[Begin Given information]

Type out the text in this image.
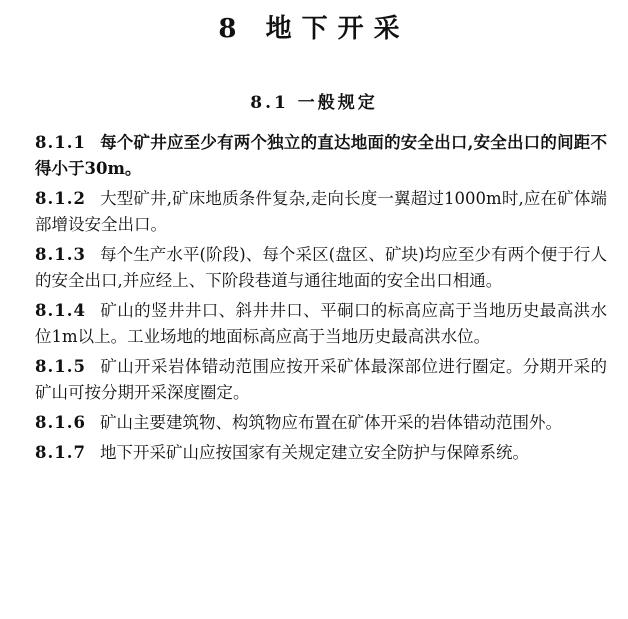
8 地下开采
8.1 一般规定

8.1.1 每个矿井应至少有两个独立的直达地面的安全出口,安全出口的间距不得小于30m。

8.1.2 大型矿井,矿床地质条件复杂,走向长度一翼超过1000m时,应在矿体端部增设安全出口。

8.1.3 每个生产水平(阶段)、每个采区(盘区、矿块)均应至少有两个便于行人的安全出口,并应经上、下阶段巷道与通往地面的安全出口相通。

8.1.4 矿山的竖井井口、斜井井口、平硐口的标高应高于当地历史最高洪水位1m以上。工业场地的地面标高应高于当地历史最高洪水位。

8.1.5 矿山开采岩体错动范围应按开采矿体最深部位进行圈定。分期开采的矿山可按分期开采深度圈定。

8.1.6 矿山主要建筑物、构筑物应布置在矿体开采的岩体错动范围外。

8.1.7 地下开采矿山应按国家有关规定建立安全防护与保障系统。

[End Given information]

What you return should match the records above word for word, minus the pictures.

Type out the text in this image.
8 地下开采
8.1 一般规定

8.1.1 每个矿井应至少有两个独立的直达地面的安全出口,安全出口的间距不得小于30m。

8.1.2 大型矿井,矿床地质条件复杂,走向长度一翼超过1000m时,应在矿体端部增设安全出口。

8.1.3 每个生产水平(阶段)、每个采区(盘区、矿块)均应至少有两个便于行人的安全出口,并应经上、下阶段巷道与通往地面的安全出口相通。

8.1.4 矿山的竖井井口、斜井井口、平硐口的标高应高于当地历史最高洪水位1m以上。工业场地的地面标高应高于当地历史最高洪水位。

8.1.5 矿山开采岩体错动范围应按开采矿体最深部位进行圈定。分期开采的矿山可按分期开采深度圈定。

8.1.6 矿山主要建筑物、构筑物应布置在矿体开采的岩体错动范围外。

8.1.7 地下开采矿山应按国家有关规定建立安全防护与保障系统。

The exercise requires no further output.